Search the data below for the string "вещества". Extract every line that contains it.

§ RAW RECORDS:
------------------------------------------------------------

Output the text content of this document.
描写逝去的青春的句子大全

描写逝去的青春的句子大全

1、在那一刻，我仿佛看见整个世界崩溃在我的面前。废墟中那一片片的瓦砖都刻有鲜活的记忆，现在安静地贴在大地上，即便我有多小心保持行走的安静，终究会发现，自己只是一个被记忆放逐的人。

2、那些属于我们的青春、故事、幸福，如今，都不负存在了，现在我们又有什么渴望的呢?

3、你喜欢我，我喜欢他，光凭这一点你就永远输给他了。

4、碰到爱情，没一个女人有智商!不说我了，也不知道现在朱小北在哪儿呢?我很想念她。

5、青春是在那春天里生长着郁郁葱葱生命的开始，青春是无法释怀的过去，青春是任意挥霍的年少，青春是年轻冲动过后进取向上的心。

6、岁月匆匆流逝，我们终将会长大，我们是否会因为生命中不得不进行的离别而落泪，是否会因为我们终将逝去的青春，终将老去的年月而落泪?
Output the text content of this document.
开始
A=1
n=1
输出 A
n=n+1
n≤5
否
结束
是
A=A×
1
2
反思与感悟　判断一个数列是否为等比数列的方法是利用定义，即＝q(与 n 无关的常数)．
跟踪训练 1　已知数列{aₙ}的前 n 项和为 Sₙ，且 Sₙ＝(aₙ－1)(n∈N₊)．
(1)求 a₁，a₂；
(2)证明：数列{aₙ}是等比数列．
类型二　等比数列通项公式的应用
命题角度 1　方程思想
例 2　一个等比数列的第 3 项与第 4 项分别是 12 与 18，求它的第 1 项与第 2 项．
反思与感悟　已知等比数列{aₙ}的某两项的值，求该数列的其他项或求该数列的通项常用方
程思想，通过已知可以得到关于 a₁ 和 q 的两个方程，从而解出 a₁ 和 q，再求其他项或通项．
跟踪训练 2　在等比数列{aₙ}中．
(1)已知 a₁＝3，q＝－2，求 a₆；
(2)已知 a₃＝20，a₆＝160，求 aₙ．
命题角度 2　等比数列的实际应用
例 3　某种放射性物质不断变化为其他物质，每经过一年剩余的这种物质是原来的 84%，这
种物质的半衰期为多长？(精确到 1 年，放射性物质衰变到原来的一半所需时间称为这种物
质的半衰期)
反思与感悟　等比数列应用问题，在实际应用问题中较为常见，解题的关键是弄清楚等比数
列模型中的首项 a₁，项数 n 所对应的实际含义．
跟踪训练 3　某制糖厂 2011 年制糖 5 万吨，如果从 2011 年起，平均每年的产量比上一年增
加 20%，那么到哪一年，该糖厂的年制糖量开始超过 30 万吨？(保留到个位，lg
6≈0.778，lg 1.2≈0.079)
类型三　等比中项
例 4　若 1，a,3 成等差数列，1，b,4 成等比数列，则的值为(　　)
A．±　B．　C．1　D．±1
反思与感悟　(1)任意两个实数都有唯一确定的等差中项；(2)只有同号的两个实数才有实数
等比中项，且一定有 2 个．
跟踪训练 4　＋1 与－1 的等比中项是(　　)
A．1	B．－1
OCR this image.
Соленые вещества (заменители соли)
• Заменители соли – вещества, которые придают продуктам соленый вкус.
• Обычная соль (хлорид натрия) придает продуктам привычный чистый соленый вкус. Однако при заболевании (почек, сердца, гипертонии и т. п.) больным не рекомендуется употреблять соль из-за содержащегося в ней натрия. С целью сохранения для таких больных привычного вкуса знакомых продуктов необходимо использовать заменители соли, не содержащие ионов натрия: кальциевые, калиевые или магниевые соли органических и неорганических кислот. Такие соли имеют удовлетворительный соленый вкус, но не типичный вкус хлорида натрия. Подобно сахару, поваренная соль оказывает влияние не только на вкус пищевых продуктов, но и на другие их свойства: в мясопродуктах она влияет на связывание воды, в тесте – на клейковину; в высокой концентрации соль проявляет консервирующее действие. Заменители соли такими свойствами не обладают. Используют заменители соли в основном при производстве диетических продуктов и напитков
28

------------------------------------------------------------

§ RESULT OF THE TASK:
Соленые вещества (заменители соли)
• Заменители соли – вещества, которые придают продуктам соленый вкус.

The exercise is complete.